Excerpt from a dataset
▽

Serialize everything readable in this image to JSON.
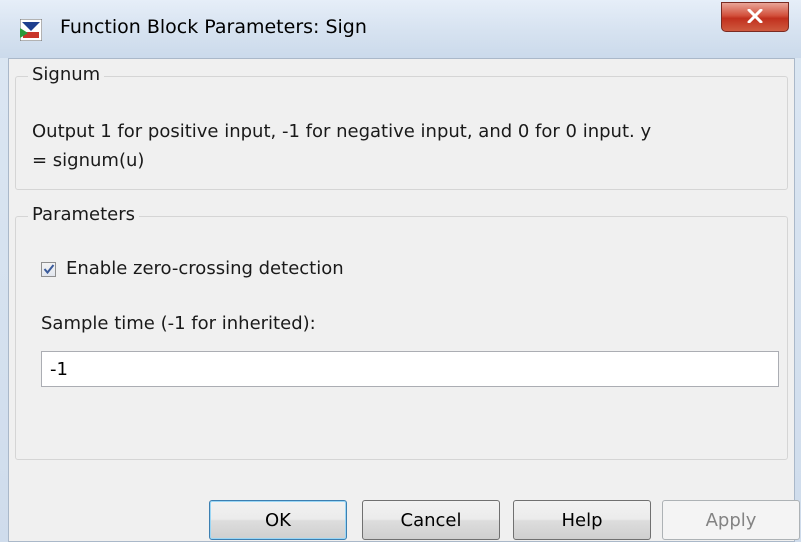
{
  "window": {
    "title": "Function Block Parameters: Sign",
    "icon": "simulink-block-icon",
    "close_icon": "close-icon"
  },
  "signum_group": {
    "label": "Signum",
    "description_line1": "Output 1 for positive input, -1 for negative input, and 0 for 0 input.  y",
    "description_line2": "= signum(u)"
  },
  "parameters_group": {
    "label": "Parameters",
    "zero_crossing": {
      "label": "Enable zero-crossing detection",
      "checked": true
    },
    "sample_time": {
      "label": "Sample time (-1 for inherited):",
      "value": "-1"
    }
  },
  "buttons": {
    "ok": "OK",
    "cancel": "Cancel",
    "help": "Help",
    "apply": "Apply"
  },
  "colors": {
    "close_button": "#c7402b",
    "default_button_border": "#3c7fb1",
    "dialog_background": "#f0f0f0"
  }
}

△

Go through the records above, find every line with the word "icon", and list those lines.

    "icon": "simulink-block-icon",
    "close_icon": "close-icon"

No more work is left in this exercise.